[Work required]
Can you edit the item position entries from the first line through the line containing "level-price-tag-text: 98.438 [2484, 1096, 2536, 1115]", swapping every "candle-body" for "bar-body" and leaving all else as it is?

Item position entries
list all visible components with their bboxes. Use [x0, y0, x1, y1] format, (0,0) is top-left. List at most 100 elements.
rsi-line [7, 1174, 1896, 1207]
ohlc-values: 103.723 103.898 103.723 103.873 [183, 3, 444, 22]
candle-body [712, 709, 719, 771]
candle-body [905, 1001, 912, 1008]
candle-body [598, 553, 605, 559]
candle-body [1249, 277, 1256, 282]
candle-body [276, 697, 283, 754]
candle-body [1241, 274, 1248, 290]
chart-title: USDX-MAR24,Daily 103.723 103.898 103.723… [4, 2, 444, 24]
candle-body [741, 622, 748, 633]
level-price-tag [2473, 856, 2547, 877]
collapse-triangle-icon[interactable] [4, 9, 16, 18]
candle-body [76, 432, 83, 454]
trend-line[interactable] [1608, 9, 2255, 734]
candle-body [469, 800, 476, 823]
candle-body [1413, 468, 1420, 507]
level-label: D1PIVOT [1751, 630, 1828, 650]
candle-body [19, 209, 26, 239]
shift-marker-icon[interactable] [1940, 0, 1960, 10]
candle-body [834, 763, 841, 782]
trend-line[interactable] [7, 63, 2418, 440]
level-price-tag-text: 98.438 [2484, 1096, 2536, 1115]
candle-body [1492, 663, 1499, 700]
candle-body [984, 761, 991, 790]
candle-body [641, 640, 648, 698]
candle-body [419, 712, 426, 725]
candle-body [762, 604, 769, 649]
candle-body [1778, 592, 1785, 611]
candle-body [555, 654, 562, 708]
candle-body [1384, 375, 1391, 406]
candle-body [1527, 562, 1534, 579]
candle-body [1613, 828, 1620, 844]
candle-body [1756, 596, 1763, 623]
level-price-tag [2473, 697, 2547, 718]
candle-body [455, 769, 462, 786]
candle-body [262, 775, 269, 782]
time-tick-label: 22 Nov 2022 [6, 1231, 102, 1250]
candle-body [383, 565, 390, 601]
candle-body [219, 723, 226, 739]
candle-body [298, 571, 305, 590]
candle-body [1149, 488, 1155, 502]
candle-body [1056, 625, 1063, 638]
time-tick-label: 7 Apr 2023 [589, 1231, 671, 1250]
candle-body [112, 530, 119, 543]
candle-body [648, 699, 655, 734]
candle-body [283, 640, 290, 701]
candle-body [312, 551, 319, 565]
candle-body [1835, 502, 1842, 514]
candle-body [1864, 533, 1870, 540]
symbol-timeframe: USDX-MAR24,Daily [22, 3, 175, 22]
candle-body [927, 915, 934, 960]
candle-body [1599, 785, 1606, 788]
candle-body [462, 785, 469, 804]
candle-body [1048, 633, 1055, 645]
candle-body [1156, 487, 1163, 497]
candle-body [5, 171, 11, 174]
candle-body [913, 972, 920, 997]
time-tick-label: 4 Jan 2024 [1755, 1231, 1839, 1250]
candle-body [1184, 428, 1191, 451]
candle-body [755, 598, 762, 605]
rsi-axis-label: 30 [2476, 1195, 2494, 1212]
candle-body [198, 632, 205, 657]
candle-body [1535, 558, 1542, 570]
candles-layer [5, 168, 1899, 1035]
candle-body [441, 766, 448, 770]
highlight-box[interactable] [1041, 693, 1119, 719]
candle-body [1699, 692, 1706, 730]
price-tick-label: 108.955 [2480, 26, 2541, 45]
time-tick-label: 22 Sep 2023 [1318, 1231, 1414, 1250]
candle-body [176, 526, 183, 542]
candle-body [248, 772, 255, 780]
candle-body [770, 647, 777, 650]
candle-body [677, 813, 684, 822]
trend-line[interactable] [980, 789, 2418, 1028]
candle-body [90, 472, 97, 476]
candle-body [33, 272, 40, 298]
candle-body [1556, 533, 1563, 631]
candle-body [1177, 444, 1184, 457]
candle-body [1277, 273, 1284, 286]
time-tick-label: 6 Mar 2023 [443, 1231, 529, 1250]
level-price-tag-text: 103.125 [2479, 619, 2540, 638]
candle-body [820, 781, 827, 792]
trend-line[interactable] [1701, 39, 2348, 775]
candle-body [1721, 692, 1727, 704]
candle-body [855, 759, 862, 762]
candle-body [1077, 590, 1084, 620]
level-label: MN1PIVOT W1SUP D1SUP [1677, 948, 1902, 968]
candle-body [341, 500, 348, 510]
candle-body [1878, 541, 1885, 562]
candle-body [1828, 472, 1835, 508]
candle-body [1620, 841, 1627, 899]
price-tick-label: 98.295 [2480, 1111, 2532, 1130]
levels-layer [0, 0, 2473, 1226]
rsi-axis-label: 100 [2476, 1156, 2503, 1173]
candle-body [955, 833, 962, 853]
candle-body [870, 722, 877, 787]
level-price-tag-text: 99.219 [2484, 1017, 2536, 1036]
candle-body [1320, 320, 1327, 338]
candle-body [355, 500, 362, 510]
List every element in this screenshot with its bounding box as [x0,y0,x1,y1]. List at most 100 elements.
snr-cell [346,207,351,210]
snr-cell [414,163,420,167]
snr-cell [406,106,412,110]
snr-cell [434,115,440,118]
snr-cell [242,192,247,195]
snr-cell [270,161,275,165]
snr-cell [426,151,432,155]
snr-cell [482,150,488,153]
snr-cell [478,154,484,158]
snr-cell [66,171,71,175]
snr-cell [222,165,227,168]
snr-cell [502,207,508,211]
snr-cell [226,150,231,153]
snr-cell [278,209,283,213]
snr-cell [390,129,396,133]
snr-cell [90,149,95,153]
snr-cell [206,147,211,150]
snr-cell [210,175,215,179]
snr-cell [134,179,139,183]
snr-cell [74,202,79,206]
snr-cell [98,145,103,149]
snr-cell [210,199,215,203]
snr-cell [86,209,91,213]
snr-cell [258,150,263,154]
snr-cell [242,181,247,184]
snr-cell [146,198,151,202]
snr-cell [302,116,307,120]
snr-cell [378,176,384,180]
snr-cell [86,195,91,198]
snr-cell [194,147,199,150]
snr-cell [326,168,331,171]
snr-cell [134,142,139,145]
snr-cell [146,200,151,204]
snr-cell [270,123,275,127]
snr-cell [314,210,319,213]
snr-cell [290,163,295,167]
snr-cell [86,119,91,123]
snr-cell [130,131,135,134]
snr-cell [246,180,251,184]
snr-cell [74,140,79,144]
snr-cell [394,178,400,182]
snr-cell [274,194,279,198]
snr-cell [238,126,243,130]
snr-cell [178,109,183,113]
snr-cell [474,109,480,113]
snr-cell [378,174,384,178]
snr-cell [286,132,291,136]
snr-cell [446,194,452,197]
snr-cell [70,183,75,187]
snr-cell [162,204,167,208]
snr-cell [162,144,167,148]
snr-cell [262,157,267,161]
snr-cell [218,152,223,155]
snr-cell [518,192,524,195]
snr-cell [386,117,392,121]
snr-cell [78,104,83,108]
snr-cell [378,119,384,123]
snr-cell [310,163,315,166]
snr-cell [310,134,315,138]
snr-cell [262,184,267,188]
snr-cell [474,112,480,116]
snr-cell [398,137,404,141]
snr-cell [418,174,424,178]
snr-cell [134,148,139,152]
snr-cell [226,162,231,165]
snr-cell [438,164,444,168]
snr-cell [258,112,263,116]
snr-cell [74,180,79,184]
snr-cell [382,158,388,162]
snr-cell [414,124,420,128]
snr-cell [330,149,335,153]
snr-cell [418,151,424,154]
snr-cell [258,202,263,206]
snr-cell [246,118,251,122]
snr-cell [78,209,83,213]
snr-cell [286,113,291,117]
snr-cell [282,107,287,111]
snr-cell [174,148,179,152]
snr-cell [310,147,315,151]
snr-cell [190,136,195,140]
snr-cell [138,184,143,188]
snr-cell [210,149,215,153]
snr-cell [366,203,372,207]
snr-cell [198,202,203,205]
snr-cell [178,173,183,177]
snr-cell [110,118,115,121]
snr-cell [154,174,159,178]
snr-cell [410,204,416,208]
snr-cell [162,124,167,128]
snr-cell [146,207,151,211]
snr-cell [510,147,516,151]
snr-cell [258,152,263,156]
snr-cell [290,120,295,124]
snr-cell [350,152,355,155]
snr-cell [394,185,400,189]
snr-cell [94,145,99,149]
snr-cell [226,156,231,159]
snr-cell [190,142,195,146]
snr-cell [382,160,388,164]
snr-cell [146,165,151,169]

[Answer to the exercise]
list all visible components with their bboxes. Use [x0, y0, x1, y1] format, (0,0) is top-left. List at most 100 elements.
rsi-line [7, 1174, 1896, 1207]
ohlc-values: 103.723 103.898 103.723 103.873 [183, 3, 444, 22]
bar-body [712, 709, 719, 771]
bar-body [905, 1001, 912, 1008]
bar-body [598, 553, 605, 559]
bar-body [1249, 277, 1256, 282]
bar-body [276, 697, 283, 754]
bar-body [1241, 274, 1248, 290]
chart-title: USDX-MAR24,Daily 103.723 103.898 103.723… [4, 2, 444, 24]
bar-body [741, 622, 748, 633]
level-price-tag [2473, 856, 2547, 877]
collapse-triangle-icon[interactable] [4, 9, 16, 18]
bar-body [76, 432, 83, 454]
trend-line[interactable] [1608, 9, 2255, 734]
bar-body [469, 800, 476, 823]
bar-body [1413, 468, 1420, 507]
level-label: D1PIVOT [1751, 630, 1828, 650]
bar-body [19, 209, 26, 239]
shift-marker-icon[interactable] [1940, 0, 1960, 10]
bar-body [834, 763, 841, 782]
trend-line[interactable] [7, 63, 2418, 440]
level-price-tag-text: 98.438 [2484, 1096, 2536, 1115]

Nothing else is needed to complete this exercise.